» Work to complete: Give the count of lines in the data that include "products", with no other words.

» Supplied data:
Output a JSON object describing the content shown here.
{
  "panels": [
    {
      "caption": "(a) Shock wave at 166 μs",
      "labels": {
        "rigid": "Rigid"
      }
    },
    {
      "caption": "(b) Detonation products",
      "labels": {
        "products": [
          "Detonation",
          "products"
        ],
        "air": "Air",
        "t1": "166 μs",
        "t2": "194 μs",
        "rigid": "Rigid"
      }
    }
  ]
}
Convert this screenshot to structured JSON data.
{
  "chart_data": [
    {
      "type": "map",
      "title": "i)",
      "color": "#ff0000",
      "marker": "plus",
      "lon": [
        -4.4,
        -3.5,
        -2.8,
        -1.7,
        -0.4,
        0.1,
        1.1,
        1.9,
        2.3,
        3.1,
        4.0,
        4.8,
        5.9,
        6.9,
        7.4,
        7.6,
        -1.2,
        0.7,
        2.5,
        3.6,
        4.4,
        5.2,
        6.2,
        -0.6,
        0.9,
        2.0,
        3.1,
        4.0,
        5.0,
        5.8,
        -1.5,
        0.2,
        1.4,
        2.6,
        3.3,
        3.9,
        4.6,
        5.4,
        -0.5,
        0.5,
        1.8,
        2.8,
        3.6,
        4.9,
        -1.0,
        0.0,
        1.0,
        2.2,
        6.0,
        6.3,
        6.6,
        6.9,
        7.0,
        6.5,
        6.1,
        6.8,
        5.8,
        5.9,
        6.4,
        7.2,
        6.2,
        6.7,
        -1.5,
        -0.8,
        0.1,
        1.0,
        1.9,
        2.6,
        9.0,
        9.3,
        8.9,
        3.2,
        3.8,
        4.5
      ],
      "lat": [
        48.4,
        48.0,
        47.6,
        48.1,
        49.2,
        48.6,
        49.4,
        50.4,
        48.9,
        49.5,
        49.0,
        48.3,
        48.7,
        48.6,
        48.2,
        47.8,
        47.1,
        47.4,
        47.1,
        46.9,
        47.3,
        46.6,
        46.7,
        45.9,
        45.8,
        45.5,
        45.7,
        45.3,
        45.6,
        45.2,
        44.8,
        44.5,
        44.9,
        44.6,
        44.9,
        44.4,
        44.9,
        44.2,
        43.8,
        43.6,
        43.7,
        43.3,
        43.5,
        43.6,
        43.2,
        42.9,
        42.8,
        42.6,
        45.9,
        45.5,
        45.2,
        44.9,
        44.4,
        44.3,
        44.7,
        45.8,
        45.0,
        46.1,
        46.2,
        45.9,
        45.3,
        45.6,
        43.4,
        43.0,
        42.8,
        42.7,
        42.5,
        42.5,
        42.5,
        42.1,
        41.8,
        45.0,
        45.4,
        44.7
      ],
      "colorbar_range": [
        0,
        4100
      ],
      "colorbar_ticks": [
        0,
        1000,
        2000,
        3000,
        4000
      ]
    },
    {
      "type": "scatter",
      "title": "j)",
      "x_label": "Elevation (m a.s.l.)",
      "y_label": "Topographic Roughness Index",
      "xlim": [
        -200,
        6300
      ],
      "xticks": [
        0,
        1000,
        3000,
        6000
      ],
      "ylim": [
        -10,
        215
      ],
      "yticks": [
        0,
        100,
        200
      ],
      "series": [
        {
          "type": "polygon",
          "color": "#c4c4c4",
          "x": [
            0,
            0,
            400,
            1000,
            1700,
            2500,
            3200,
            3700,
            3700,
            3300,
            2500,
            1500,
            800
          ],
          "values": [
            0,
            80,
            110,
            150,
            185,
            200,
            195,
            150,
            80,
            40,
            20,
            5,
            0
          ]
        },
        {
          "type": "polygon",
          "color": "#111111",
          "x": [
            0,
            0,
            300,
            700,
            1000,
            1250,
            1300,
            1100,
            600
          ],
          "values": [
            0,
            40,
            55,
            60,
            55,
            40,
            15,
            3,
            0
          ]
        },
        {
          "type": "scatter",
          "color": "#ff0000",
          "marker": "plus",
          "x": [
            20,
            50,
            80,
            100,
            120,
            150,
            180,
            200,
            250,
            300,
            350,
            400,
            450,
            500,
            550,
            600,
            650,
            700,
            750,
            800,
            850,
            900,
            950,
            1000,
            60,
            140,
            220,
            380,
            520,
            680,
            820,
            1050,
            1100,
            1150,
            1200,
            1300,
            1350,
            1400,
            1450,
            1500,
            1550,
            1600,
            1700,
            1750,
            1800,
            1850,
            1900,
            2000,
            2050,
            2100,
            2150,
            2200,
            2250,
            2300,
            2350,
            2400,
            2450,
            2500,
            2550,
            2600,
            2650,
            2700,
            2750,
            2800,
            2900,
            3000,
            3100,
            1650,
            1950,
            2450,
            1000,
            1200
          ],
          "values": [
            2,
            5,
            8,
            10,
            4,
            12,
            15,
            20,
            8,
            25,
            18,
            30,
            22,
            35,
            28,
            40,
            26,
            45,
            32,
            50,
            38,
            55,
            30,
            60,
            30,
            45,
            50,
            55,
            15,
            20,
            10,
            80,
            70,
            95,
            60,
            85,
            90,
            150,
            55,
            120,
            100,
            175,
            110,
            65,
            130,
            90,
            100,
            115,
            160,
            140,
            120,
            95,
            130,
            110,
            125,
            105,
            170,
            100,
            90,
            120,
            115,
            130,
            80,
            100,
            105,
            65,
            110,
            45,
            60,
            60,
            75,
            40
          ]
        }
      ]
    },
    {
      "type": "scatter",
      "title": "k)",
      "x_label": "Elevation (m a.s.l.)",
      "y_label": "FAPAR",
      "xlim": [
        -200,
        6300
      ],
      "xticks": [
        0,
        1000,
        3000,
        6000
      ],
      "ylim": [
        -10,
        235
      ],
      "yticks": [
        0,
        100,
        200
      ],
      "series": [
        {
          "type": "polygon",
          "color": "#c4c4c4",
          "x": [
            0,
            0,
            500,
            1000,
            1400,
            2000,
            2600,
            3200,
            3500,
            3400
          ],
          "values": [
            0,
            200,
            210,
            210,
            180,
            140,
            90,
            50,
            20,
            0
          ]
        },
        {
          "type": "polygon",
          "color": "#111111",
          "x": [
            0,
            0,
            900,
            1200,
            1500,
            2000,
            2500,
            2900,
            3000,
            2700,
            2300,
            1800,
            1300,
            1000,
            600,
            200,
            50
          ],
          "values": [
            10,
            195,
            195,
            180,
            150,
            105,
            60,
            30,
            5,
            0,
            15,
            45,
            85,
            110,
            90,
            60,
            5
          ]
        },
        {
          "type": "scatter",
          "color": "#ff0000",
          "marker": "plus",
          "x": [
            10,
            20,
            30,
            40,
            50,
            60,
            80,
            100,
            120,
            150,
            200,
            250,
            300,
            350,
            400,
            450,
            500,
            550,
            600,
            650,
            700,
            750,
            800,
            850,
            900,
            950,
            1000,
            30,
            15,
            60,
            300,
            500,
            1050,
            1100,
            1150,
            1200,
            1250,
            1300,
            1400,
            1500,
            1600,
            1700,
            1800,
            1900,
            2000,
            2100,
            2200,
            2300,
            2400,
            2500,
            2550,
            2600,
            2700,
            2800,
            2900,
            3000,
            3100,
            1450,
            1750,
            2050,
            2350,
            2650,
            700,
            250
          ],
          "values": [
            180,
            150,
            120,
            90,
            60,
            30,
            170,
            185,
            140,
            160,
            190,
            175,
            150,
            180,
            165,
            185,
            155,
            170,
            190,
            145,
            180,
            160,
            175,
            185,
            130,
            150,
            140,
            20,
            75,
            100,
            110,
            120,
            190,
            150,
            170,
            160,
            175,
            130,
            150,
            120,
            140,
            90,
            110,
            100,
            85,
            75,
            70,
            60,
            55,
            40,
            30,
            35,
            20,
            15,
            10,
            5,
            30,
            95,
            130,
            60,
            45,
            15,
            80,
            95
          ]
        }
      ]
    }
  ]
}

» Finished task: 3